OBJECTIVE: Print every entry exactly as written.

(Data records)
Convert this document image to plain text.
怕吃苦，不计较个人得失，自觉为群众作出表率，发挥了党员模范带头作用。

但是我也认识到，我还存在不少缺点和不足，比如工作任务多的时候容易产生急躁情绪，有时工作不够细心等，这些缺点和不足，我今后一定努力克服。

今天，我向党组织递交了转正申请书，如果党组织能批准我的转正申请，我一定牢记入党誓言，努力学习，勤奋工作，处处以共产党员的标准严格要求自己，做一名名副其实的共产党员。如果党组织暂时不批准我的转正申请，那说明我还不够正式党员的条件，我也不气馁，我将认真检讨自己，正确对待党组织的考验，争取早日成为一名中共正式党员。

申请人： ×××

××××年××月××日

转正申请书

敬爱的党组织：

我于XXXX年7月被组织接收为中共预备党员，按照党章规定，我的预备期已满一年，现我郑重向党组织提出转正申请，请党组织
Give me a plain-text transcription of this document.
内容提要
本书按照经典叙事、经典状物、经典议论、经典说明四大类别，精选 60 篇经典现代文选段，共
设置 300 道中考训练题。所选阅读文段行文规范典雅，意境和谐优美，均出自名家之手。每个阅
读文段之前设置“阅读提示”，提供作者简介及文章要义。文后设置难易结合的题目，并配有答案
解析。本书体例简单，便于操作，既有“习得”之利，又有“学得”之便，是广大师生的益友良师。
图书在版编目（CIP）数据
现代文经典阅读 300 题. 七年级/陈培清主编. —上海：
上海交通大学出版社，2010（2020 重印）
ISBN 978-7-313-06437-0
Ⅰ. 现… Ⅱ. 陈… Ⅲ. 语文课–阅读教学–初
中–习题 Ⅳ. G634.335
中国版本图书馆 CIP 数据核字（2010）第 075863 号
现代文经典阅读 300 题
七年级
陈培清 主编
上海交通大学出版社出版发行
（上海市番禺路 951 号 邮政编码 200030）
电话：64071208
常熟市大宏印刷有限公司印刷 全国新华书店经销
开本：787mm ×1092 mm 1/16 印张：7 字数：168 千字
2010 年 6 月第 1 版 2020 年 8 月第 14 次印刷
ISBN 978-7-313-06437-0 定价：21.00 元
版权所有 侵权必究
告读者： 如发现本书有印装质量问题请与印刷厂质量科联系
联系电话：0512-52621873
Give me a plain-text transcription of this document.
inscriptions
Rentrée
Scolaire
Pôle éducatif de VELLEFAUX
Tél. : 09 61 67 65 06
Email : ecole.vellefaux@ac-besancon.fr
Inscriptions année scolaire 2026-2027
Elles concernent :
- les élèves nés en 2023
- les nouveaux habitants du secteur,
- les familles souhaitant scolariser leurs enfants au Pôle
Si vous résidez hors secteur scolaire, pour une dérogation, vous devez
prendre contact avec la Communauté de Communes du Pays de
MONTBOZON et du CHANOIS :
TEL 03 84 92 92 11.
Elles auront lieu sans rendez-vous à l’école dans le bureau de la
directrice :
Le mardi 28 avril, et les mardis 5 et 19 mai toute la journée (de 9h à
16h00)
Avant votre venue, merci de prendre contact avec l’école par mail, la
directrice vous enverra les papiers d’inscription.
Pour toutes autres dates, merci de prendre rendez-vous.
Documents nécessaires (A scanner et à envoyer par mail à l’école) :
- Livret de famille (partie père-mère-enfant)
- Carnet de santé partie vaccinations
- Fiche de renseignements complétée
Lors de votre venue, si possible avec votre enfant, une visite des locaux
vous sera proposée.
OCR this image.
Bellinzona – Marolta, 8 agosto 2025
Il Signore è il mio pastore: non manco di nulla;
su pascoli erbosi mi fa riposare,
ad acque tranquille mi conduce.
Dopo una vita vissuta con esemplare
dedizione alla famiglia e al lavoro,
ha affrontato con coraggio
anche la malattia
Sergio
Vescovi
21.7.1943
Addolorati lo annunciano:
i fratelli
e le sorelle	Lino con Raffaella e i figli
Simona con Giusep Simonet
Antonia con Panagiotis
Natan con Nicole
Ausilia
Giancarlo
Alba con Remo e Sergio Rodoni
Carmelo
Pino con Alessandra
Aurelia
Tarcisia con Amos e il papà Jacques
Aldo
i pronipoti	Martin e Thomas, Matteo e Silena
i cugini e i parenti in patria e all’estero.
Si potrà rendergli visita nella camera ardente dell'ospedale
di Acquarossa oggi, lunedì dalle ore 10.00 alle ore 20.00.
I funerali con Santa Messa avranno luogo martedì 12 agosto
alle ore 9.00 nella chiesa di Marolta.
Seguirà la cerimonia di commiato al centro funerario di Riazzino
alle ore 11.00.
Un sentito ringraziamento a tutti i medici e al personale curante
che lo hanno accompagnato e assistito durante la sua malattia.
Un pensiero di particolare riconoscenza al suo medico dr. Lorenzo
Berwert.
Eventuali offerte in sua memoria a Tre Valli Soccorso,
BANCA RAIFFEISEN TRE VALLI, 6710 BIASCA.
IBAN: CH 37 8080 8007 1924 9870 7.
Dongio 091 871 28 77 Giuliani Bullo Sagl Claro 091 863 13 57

FINAL RESULT:
Convert this document image to plain text.
怕吃苦，不计较个人得失，自觉为群众作出表率，发挥了党员模范带头作用。

但是我也认识到，我还存在不少缺点和不足，比如工作任务多的时候容易产生急躁情绪，有时工作不够细心等，这些缺点和不足，我今后一定努力克服。

今天，我向党组织递交了转正申请书，如果党组织能批准我的转正申请，我一定牢记入党誓言，努力学习，勤奋工作，处处以共产党员的标准严格要求自己，做一名名副其实的共产党员。如果党组织暂时不批准我的转正申请，那说明我还不够正式党员的条件，我也不气馁，我将认真检讨自己，正确对待党组织的考验，争取早日成为一名中共正式党员。

申请人： ×××

××××年××月××日

转正申请书

敬爱的党组织：

我于XXXX年7月被组织接收为中共预备党员，按照党章规定，我的预备期已满一年，现我郑重向党组织提出转正申请，请党组织
Give me a plain-text transcription of this document.
内容提要
本书按照经典叙事、经典状物、经典议论、经典说明四大类别，精选 60 篇经典现代文选段，共
设置 300 道中考训练题。所选阅读文段行文规范典雅，意境和谐优美，均出自名家之手。每个阅
读文段之前设置“阅读提示”，提供作者简介及文章要义。文后设置难易结合的题目，并配有答案
解析。本书体例简单，便于操作，既有“习得”之利，又有“学得”之便，是广大师生的益友良师。
图书在版编目（CIP）数据
现代文经典阅读 300 题. 七年级/陈培清主编. —上海：
上海交通大学出版社，2010（2020 重印）
ISBN 978-7-313-06437-0
Ⅰ. 现… Ⅱ. 陈… Ⅲ. 语文课–阅读教学–初
中–习题 Ⅳ. G634.335
中国版本图书馆 CIP 数据核字（2010）第 075863 号
现代文经典阅读 300 题
七年级
陈培清 主编
上海交通大学出版社出版发行
（上海市番禺路 951 号 邮政编码 200030）
电话：64071208
常熟市大宏印刷有限公司印刷 全国新华书店经销
开本：787mm ×1092 mm 1/16 印张：7 字数：168 千字
2010 年 6 月第 1 版 2020 年 8 月第 14 次印刷
ISBN 978-7-313-06437-0 定价：21.00 元
版权所有 侵权必究
告读者： 如发现本书有印装质量问题请与印刷厂质量科联系
联系电话：0512-52621873
Give me a plain-text transcription of this document.
inscriptions
Rentrée
Scolaire
Pôle éducatif de VELLEFAUX
Tél. : 09 61 67 65 06
Email : ecole.vellefaux@ac-besancon.fr
Inscriptions année scolaire 2026-2027
Elles concernent :
- les élèves nés en 2023
- les nouveaux habitants du secteur,
- les familles souhaitant scolariser leurs enfants au Pôle
Si vous résidez hors secteur scolaire, pour une dérogation, vous devez
prendre contact avec la Communauté de Communes du Pays de
MONTBOZON et du CHANOIS :
TEL 03 84 92 92 11.
Elles auront lieu sans rendez-vous à l’école dans le bureau de la
directrice :
Le mardi 28 avril, et les mardis 5 et 19 mai toute la journée (de 9h à
16h00)
Avant votre venue, merci de prendre contact avec l’école par mail, la
directrice vous enverra les papiers d’inscription.
Pour toutes autres dates, merci de prendre rendez-vous.
Documents nécessaires (A scanner et à envoyer par mail à l’école) :
- Livret de famille (partie père-mère-enfant)
- Carnet de santé partie vaccinations
- Fiche de renseignements complétée
Lors de votre venue, si possible avec votre enfant, une visite des locaux
vous sera proposée.
OCR this image.
Bellinzona – Marolta, 8 agosto 2025
Il Signore è il mio pastore: non manco di nulla;
su pascoli erbosi mi fa riposare,
ad acque tranquille mi conduce.
Dopo una vita vissuta con esemplare
dedizione alla famiglia e al lavoro,
ha affrontato con coraggio
anche la malattia
Sergio
Vescovi
21.7.1943
Addolorati lo annunciano:
i fratelli
e le sorelle	Lino con Raffaella e i figli
Simona con Giusep Simonet
Antonia con Panagiotis
Natan con Nicole
Ausilia
Giancarlo
Alba con Remo e Sergio Rodoni
Carmelo
Pino con Alessandra
Aurelia
Tarcisia con Amos e il papà Jacques
Aldo
i pronipoti	Martin e Thomas, Matteo e Silena
i cugini e i parenti in patria e all’estero.
Si potrà rendergli visita nella camera ardente dell'ospedale
di Acquarossa oggi, lunedì dalle ore 10.00 alle ore 20.00.
I funerali con Santa Messa avranno luogo martedì 12 agosto
alle ore 9.00 nella chiesa di Marolta.
Seguirà la cerimonia di commiato al centro funerario di Riazzino
alle ore 11.00.
Un sentito ringraziamento a tutti i medici e al personale curante
che lo hanno accompagnato e assistito durante la sua malattia.
Un pensiero di particolare riconoscenza al suo medico dr. Lorenzo
Berwert.
Eventuali offerte in sua memoria a Tre Valli Soccorso,
BANCA RAIFFEISEN TRE VALLI, 6710 BIASCA.
IBAN: CH 37 8080 8007 1924 9870 7.
Dongio 091 871 28 77 Giuliani Bullo Sagl Claro 091 863 13 57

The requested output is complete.